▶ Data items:
-- -- --
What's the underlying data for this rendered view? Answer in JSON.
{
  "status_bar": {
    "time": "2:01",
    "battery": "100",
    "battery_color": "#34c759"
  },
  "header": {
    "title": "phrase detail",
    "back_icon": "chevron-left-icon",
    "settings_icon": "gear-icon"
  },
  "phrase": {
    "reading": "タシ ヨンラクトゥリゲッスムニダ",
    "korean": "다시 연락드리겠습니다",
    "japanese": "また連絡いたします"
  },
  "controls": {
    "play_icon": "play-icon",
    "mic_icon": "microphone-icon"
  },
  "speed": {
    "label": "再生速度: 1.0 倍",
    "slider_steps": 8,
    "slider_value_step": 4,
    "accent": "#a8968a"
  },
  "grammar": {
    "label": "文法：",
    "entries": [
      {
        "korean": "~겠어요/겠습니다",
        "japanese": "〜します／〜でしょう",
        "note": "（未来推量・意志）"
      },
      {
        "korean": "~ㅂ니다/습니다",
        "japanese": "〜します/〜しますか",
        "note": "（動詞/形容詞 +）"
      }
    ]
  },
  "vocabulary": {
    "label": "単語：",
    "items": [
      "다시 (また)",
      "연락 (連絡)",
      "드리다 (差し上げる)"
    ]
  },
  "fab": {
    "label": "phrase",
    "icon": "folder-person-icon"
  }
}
-- -- --
Copy out the full material exactly as it appears.

What's the underlying data for this rendered view? Answer in JSON.
{
  "status_bar": {
    "time": "2:01",
    "battery": "100",
    "battery_color": "#34c759"
  },
  "header": {
    "title": "phrase detail",
    "back_icon": "chevron-left-icon",
    "settings_icon": "gear-icon"
  },
  "phrase": {
    "reading": "タシ ヨンラクトゥリゲッスムニダ",
    "korean": "다시 연락드리겠습니다",
    "japanese": "また連絡いたします"
  },
  "controls": {
    "play_icon": "play-icon",
    "mic_icon": "microphone-icon"
  },
  "speed": {
    "label": "再生速度: 1.0 倍",
    "slider_steps": 8,
    "slider_value_step": 4,
    "accent": "#a8968a"
  },
  "grammar": {
    "label": "文法：",
    "entries": [
      {
        "korean": "~겠어요/겠습니다",
        "japanese": "〜します／〜でしょう",
        "note": "（未来推量・意志）"
      },
      {
        "korean": "~ㅂ니다/습니다",
        "japanese": "〜します/〜しますか",
        "note": "（動詞/形容詞 +）"
      }
    ]
  },
  "vocabulary": {
    "label": "単語：",
    "items": [
      "다시 (また)",
      "연락 (連絡)",
      "드리다 (差し上げる)"
    ]
  },
  "fab": {
    "label": "phrase",
    "icon": "folder-person-icon"
  }
}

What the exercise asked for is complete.